Records provided ::
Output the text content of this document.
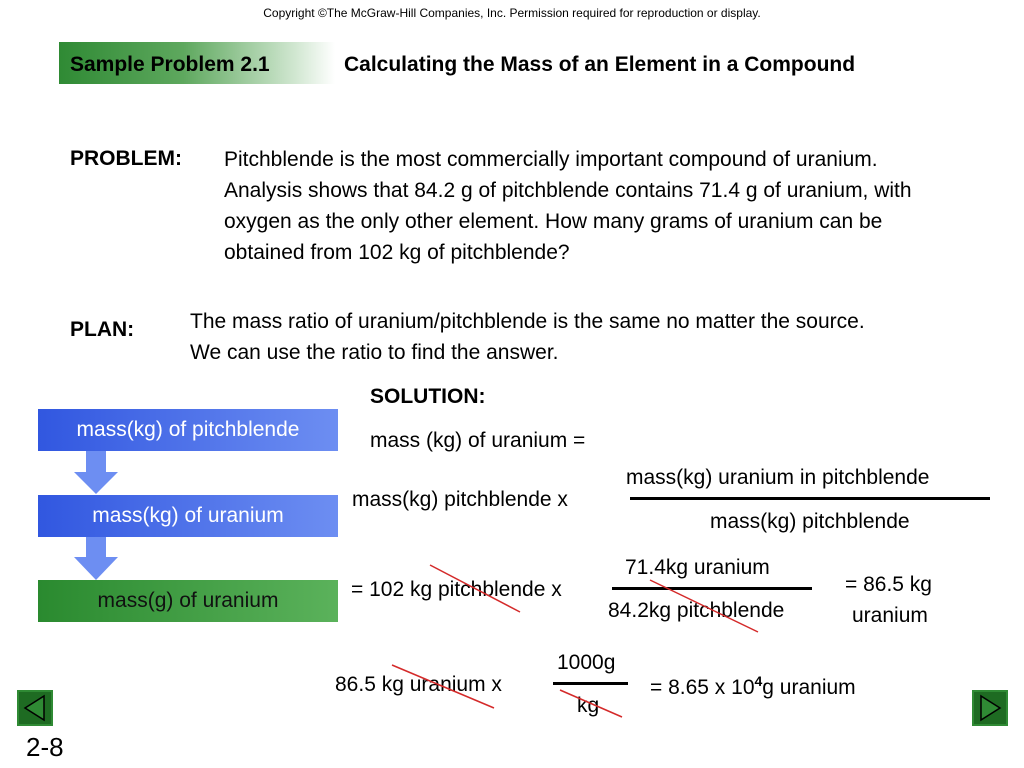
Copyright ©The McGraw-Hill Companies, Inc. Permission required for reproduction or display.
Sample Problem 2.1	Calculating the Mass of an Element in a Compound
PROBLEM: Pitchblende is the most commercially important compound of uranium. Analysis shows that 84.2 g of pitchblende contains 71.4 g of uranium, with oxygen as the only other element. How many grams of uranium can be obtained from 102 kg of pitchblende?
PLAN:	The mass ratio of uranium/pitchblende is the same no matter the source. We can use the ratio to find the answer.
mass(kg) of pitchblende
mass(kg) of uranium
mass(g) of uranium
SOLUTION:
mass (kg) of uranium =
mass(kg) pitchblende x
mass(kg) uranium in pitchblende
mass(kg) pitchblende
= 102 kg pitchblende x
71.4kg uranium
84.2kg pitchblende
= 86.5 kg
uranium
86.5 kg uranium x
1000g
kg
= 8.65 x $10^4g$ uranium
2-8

Exercise directions :: Give the entries again word for word, but skip the pictures.

Correct response ::
Output the text content of this document.
Copyright ©The McGraw-Hill Companies, Inc. Permission required for reproduction or display.
Sample Problem 2.1	Calculating the Mass of an Element in a Compound
PROBLEM: Pitchblende is the most commercially important compound of uranium. Analysis shows that 84.2 g of pitchblende contains 71.4 g of uranium, with oxygen as the only other element. How many grams of uranium can be obtained from 102 kg of pitchblende?
PLAN:	The mass ratio of uranium/pitchblende is the same no matter the source. We can use the ratio to find the answer.
mass(kg) of pitchblende
mass(kg) of uranium
mass(g) of uranium
SOLUTION:
mass (kg) of uranium =
mass(kg) pitchblende x
mass(kg) uranium in pitchblende
mass(kg) pitchblende
= 102 kg pitchblende x
71.4kg uranium
84.2kg pitchblende
= 86.5 kg
uranium
86.5 kg uranium x
1000g
kg
= 8.65 x $10^4g$ uranium
2-8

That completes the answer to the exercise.